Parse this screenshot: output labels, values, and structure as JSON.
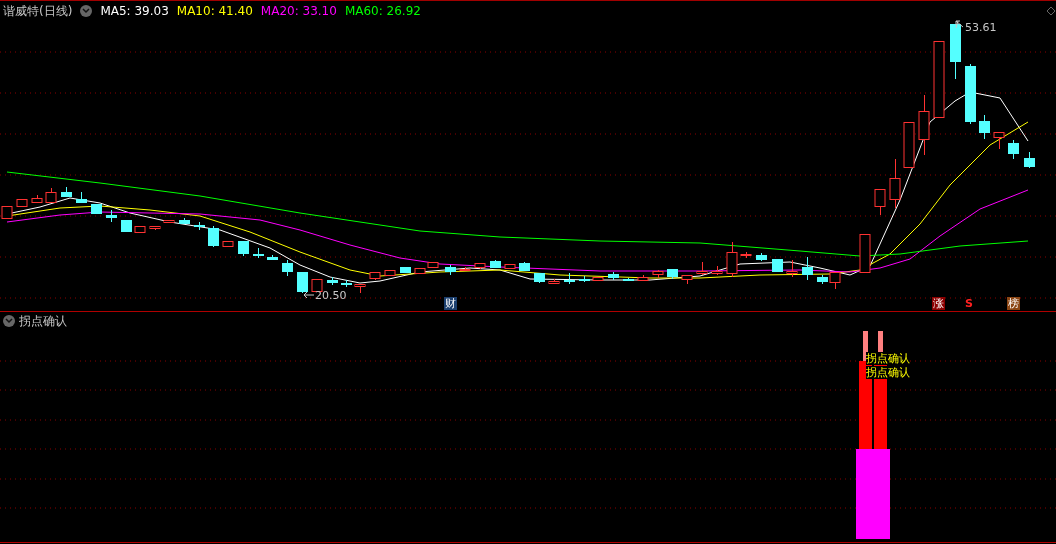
{
  "main_pane": {
    "title": "谐威特(日线)",
    "ma_legend": [
      {
        "label": "MA5: 39.03",
        "color": "#ffffff"
      },
      {
        "label": "MA10: 41.40",
        "color": "#ffff00"
      },
      {
        "label": "MA20: 33.10",
        "color": "#ff00ff"
      },
      {
        "label": "MA60: 26.92",
        "color": "#00ff00"
      }
    ],
    "high_label": "53.61",
    "low_label": "20.50",
    "event_marks": [
      {
        "text": "财",
        "kind": "badge",
        "color": "#1c3f6e"
      },
      {
        "text": "涨",
        "kind": "badge",
        "color": "#8b0000"
      },
      {
        "text": "S",
        "kind": "plain",
        "color": "#ff2020"
      },
      {
        "text": "榜",
        "kind": "badge",
        "color": "#8b4513"
      }
    ]
  },
  "indicator_pane": {
    "title": "拐点确认",
    "signal_labels": [
      "拐点确认",
      "拐点确认"
    ]
  }
}
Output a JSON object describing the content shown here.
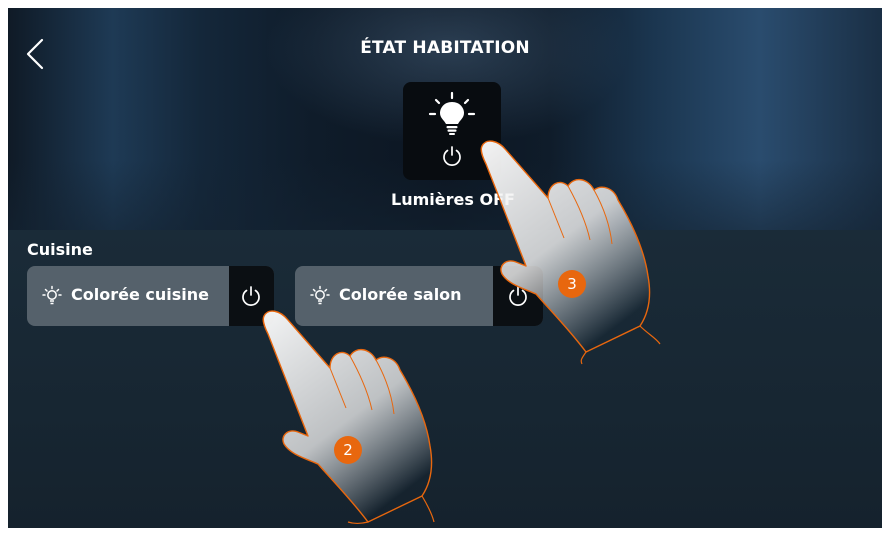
{
  "header": {
    "title": "ÉTAT HABITATION",
    "back_icon": "chevron-left-icon"
  },
  "global_lights": {
    "label": "Lumières OFF",
    "icon": "lightbulb-icon",
    "power_icon": "power-icon"
  },
  "section": {
    "title": "Cuisine"
  },
  "lights": [
    {
      "label": "Colorée cuisine",
      "icon": "light-bulb-small-icon",
      "power_icon": "power-icon"
    },
    {
      "label": "Colorée salon",
      "icon": "light-bulb-small-icon",
      "power_icon": "power-icon"
    }
  ],
  "annotations": {
    "step_a": "2",
    "step_b": "3"
  },
  "colors": {
    "badge": "#e8670e",
    "card": "#55616b",
    "tile": "#080c10"
  }
}
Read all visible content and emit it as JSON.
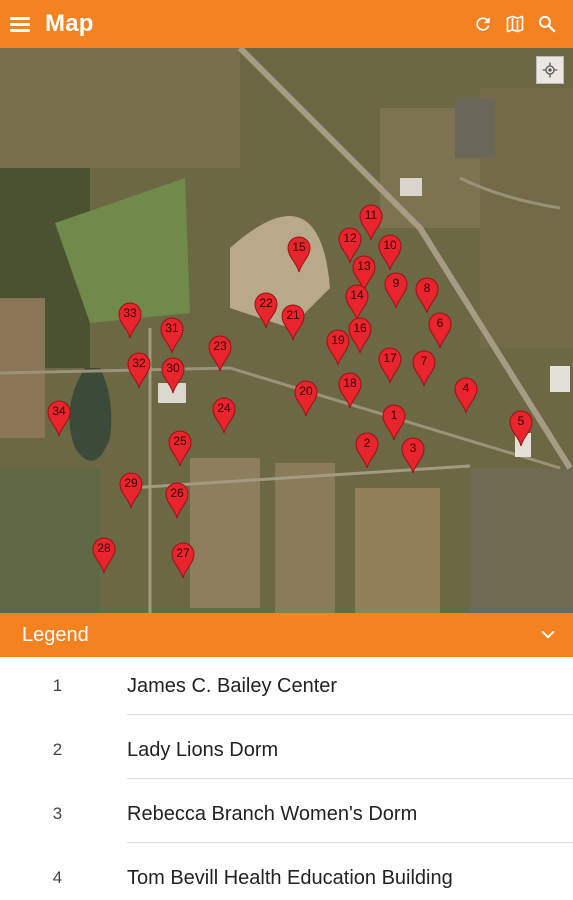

### Requirement:
Filter the records, keeping only lines that contain "title", and show those lines.

### Answer to this exercise:
    "title": "谐威特(日线)",
    "title": "拐点确认",
    "title": "ÉTAT HABITATION",
    "title": "Cuisine"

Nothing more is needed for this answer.